What the task requires> Reproduce every entry exactly as shown.

[Start Data listing]

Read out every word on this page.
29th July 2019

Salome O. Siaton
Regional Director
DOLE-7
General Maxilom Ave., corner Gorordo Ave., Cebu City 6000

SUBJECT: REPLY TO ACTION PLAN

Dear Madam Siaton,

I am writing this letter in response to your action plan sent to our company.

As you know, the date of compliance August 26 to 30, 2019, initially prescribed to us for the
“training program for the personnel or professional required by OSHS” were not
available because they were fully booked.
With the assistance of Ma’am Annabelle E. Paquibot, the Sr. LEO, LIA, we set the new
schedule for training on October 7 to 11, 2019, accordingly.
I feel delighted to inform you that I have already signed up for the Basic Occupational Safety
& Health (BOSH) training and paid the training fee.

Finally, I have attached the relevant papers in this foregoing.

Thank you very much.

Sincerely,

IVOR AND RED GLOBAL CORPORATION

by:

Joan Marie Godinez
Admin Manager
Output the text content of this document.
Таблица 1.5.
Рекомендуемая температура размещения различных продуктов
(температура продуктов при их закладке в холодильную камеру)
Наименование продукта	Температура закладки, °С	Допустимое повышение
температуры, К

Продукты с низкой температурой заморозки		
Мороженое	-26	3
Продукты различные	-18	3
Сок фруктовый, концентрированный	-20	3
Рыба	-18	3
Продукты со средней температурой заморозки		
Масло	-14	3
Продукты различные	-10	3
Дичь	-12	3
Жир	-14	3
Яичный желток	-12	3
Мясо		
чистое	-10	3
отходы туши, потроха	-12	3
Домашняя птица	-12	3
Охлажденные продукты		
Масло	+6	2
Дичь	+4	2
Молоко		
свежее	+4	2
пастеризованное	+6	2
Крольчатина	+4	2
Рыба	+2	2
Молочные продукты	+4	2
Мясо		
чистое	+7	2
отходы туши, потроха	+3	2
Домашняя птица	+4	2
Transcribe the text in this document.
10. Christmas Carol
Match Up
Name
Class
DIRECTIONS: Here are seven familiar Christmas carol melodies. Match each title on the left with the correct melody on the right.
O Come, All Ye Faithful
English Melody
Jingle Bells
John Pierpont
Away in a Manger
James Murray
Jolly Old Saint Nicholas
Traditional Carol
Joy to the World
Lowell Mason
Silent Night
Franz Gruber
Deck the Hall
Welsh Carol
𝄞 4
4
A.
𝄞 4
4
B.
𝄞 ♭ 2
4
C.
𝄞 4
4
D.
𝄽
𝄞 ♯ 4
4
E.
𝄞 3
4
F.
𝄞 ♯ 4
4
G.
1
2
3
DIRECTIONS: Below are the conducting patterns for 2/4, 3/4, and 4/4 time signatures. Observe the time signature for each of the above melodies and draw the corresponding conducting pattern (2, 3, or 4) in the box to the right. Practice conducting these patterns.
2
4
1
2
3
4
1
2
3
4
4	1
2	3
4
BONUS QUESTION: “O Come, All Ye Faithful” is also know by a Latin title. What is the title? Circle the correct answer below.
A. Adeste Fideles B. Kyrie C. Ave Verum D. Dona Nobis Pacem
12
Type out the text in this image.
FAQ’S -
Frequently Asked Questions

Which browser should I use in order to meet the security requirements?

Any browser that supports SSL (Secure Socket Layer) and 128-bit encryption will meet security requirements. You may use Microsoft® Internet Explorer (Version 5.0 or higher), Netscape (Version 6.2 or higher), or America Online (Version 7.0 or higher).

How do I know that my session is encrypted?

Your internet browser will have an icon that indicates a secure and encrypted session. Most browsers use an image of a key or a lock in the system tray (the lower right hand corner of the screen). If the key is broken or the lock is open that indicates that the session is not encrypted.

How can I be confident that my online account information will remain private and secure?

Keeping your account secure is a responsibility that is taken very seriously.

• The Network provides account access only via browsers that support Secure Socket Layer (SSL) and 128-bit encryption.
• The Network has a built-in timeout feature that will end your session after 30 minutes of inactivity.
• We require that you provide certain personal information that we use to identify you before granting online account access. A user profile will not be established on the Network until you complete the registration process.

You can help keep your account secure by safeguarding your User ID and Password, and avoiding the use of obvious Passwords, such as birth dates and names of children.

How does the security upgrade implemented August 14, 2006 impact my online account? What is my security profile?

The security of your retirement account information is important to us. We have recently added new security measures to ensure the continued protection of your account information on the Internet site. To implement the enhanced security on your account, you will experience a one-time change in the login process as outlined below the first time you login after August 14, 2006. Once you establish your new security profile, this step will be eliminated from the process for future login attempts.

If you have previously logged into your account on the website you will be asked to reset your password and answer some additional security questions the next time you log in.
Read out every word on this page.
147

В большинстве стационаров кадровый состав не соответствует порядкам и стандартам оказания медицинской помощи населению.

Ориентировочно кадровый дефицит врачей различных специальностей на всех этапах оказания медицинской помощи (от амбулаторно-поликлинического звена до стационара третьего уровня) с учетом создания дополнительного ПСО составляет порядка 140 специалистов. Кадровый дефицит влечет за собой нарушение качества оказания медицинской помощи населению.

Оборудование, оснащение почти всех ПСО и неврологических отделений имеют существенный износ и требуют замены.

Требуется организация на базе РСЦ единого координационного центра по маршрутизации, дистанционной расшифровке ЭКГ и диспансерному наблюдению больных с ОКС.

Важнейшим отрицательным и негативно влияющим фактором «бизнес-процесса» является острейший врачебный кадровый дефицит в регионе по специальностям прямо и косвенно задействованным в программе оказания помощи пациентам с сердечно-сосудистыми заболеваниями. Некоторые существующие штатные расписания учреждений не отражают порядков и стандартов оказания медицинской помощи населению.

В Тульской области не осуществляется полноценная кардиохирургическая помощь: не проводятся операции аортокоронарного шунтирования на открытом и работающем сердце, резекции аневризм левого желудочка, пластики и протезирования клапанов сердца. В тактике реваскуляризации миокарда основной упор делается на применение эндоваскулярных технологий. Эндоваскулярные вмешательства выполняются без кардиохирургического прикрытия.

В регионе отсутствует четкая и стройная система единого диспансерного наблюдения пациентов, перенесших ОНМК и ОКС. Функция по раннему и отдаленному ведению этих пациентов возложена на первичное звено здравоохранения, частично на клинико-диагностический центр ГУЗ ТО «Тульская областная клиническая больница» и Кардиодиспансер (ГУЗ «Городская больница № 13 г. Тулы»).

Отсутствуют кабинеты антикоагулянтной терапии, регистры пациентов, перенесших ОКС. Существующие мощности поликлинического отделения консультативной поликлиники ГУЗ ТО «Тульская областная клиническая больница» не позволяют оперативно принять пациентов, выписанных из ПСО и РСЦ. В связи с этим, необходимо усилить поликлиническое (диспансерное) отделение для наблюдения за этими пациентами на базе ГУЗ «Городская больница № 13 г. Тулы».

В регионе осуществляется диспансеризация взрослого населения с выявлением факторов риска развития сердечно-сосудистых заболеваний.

[End Data listing]

Complete answer>
Read out every word on this page.
29th July 2019

Salome O. Siaton
Regional Director
DOLE-7
General Maxilom Ave., corner Gorordo Ave., Cebu City 6000

SUBJECT: REPLY TO ACTION PLAN

Dear Madam Siaton,

I am writing this letter in response to your action plan sent to our company.

As you know, the date of compliance August 26 to 30, 2019, initially prescribed to us for the
“training program for the personnel or professional required by OSHS” were not
available because they were fully booked.
With the assistance of Ma’am Annabelle E. Paquibot, the Sr. LEO, LIA, we set the new
schedule for training on October 7 to 11, 2019, accordingly.
I feel delighted to inform you that I have already signed up for the Basic Occupational Safety
& Health (BOSH) training and paid the training fee.

Finally, I have attached the relevant papers in this foregoing.

Thank you very much.

Sincerely,

IVOR AND RED GLOBAL CORPORATION

by:

Joan Marie Godinez
Admin Manager
Output the text content of this document.
Таблица 1.5.
Рекомендуемая температура размещения различных продуктов
(температура продуктов при их закладке в холодильную камеру)
Наименование продукта	Температура закладки, °С	Допустимое повышение
температуры, К

Продукты с низкой температурой заморозки		
Мороженое	-26	3
Продукты различные	-18	3
Сок фруктовый, концентрированный	-20	3
Рыба	-18	3
Продукты со средней температурой заморозки		
Масло	-14	3
Продукты различные	-10	3
Дичь	-12	3
Жир	-14	3
Яичный желток	-12	3
Мясо		
чистое	-10	3
отходы туши, потроха	-12	3
Домашняя птица	-12	3
Охлажденные продукты		
Масло	+6	2
Дичь	+4	2
Молоко		
свежее	+4	2
пастеризованное	+6	2
Крольчатина	+4	2
Рыба	+2	2
Молочные продукты	+4	2
Мясо		
чистое	+7	2
отходы туши, потроха	+3	2
Домашняя птица	+4	2
Transcribe the text in this document.
10. Christmas Carol
Match Up
Name
Class
DIRECTIONS: Here are seven familiar Christmas carol melodies. Match each title on the left with the correct melody on the right.
O Come, All Ye Faithful
English Melody
Jingle Bells
John Pierpont
Away in a Manger
James Murray
Jolly Old Saint Nicholas
Traditional Carol
Joy to the World
Lowell Mason
Silent Night
Franz Gruber
Deck the Hall
Welsh Carol
𝄞 4
4
A.
𝄞 4
4
B.
𝄞 ♭ 2
4
C.
𝄞 4
4
D.
𝄽
𝄞 ♯ 4
4
E.
𝄞 3
4
F.
𝄞 ♯ 4
4
G.
1
2
3
DIRECTIONS: Below are the conducting patterns for 2/4, 3/4, and 4/4 time signatures. Observe the time signature for each of the above melodies and draw the corresponding conducting pattern (2, 3, or 4) in the box to the right. Practice conducting these patterns.
2
4
1
2
3
4
1
2
3
4
4	1
2	3
4
BONUS QUESTION: “O Come, All Ye Faithful” is also know by a Latin title. What is the title? Circle the correct answer below.
A. Adeste Fideles B. Kyrie C. Ave Verum D. Dona Nobis Pacem
12
Type out the text in this image.
FAQ’S -
Frequently Asked Questions

Which browser should I use in order to meet the security requirements?

Any browser that supports SSL (Secure Socket Layer) and 128-bit encryption will meet security requirements. You may use Microsoft® Internet Explorer (Version 5.0 or higher), Netscape (Version 6.2 or higher), or America Online (Version 7.0 or higher).

How do I know that my session is encrypted?

Your internet browser will have an icon that indicates a secure and encrypted session. Most browsers use an image of a key or a lock in the system tray (the lower right hand corner of the screen). If the key is broken or the lock is open that indicates that the session is not encrypted.

How can I be confident that my online account information will remain private and secure?

Keeping your account secure is a responsibility that is taken very seriously.

• The Network provides account access only via browsers that support Secure Socket Layer (SSL) and 128-bit encryption.
• The Network has a built-in timeout feature that will end your session after 30 minutes of inactivity.
• We require that you provide certain personal information that we use to identify you before granting online account access. A user profile will not be established on the Network until you complete the registration process.

You can help keep your account secure by safeguarding your User ID and Password, and avoiding the use of obvious Passwords, such as birth dates and names of children.

How does the security upgrade implemented August 14, 2006 impact my online account? What is my security profile?

The security of your retirement account information is important to us. We have recently added new security measures to ensure the continued protection of your account information on the Internet site. To implement the enhanced security on your account, you will experience a one-time change in the login process as outlined below the first time you login after August 14, 2006. Once you establish your new security profile, this step will be eliminated from the process for future login attempts.

If you have previously logged into your account on the website you will be asked to reset your password and answer some additional security questions the next time you log in.
Read out every word on this page.
147

В большинстве стационаров кадровый состав не соответствует порядкам и стандартам оказания медицинской помощи населению.

Ориентировочно кадровый дефицит врачей различных специальностей на всех этапах оказания медицинской помощи (от амбулаторно-поликлинического звена до стационара третьего уровня) с учетом создания дополнительного ПСО составляет порядка 140 специалистов. Кадровый дефицит влечет за собой нарушение качества оказания медицинской помощи населению.

Оборудование, оснащение почти всех ПСО и неврологических отделений имеют существенный износ и требуют замены.

Требуется организация на базе РСЦ единого координационного центра по маршрутизации, дистанционной расшифровке ЭКГ и диспансерному наблюдению больных с ОКС.

Важнейшим отрицательным и негативно влияющим фактором «бизнес-процесса» является острейший врачебный кадровый дефицит в регионе по специальностям прямо и косвенно задействованным в программе оказания помощи пациентам с сердечно-сосудистыми заболеваниями. Некоторые существующие штатные расписания учреждений не отражают порядков и стандартов оказания медицинской помощи населению.

В Тульской области не осуществляется полноценная кардиохирургическая помощь: не проводятся операции аортокоронарного шунтирования на открытом и работающем сердце, резекции аневризм левого желудочка, пластики и протезирования клапанов сердца. В тактике реваскуляризации миокарда основной упор делается на применение эндоваскулярных технологий. Эндоваскулярные вмешательства выполняются без кардиохирургического прикрытия.

В регионе отсутствует четкая и стройная система единого диспансерного наблюдения пациентов, перенесших ОНМК и ОКС. Функция по раннему и отдаленному ведению этих пациентов возложена на первичное звено здравоохранения, частично на клинико-диагностический центр ГУЗ ТО «Тульская областная клиническая больница» и Кардиодиспансер (ГУЗ «Городская больница № 13 г. Тулы»).

Отсутствуют кабинеты антикоагулянтной терапии, регистры пациентов, перенесших ОКС. Существующие мощности поликлинического отделения консультативной поликлиники ГУЗ ТО «Тульская областная клиническая больница» не позволяют оперативно принять пациентов, выписанных из ПСО и РСЦ. В связи с этим, необходимо усилить поликлиническое (диспансерное) отделение для наблюдения за этими пациентами на базе ГУЗ «Городская больница № 13 г. Тулы».

В регионе осуществляется диспансеризация взрослого населения с выявлением факторов риска развития сердечно-сосудистых заболеваний.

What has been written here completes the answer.